**WHAT IS EXPECTED:** Work out how many lines hold the string "фактическом". The answer is a single number, nothing more.

[Records from a data source]
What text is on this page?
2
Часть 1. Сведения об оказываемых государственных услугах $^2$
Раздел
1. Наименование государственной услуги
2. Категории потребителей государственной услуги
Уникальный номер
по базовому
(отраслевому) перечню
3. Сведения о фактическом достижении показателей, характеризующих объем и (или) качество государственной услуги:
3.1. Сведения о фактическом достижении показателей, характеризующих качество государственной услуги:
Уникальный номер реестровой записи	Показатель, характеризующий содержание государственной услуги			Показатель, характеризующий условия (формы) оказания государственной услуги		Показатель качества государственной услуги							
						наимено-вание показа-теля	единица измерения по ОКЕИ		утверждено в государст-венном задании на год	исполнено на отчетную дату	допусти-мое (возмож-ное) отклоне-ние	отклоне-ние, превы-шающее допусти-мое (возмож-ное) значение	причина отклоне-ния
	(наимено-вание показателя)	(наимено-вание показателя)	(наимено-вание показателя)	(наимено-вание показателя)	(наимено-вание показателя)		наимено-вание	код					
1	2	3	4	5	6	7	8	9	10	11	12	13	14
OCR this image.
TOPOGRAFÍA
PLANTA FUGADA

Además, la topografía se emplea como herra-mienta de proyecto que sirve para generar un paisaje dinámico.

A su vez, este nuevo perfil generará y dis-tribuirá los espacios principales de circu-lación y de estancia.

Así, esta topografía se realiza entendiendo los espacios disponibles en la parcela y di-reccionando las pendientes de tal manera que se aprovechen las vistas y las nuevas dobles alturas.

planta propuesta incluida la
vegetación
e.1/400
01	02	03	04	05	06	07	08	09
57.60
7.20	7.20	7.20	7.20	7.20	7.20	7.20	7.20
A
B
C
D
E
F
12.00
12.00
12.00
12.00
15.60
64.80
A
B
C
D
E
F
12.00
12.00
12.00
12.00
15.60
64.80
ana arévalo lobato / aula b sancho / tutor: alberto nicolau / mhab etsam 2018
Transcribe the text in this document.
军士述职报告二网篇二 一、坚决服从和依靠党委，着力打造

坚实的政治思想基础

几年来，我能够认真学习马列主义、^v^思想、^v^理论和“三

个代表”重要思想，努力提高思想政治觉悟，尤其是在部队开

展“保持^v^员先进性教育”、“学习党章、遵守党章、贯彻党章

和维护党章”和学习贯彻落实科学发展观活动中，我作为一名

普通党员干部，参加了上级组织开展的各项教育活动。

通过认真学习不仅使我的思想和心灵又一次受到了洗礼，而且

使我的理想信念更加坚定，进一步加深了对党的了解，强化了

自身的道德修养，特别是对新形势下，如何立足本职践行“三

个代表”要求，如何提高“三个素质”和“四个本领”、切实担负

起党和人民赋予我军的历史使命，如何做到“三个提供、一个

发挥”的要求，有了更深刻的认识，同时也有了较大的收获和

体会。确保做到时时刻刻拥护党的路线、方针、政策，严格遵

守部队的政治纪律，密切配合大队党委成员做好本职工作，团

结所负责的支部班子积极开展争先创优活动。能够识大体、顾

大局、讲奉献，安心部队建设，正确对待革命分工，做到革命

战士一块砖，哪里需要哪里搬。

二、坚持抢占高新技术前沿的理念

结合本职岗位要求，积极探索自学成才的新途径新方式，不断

**TASK RESPONSE:** 2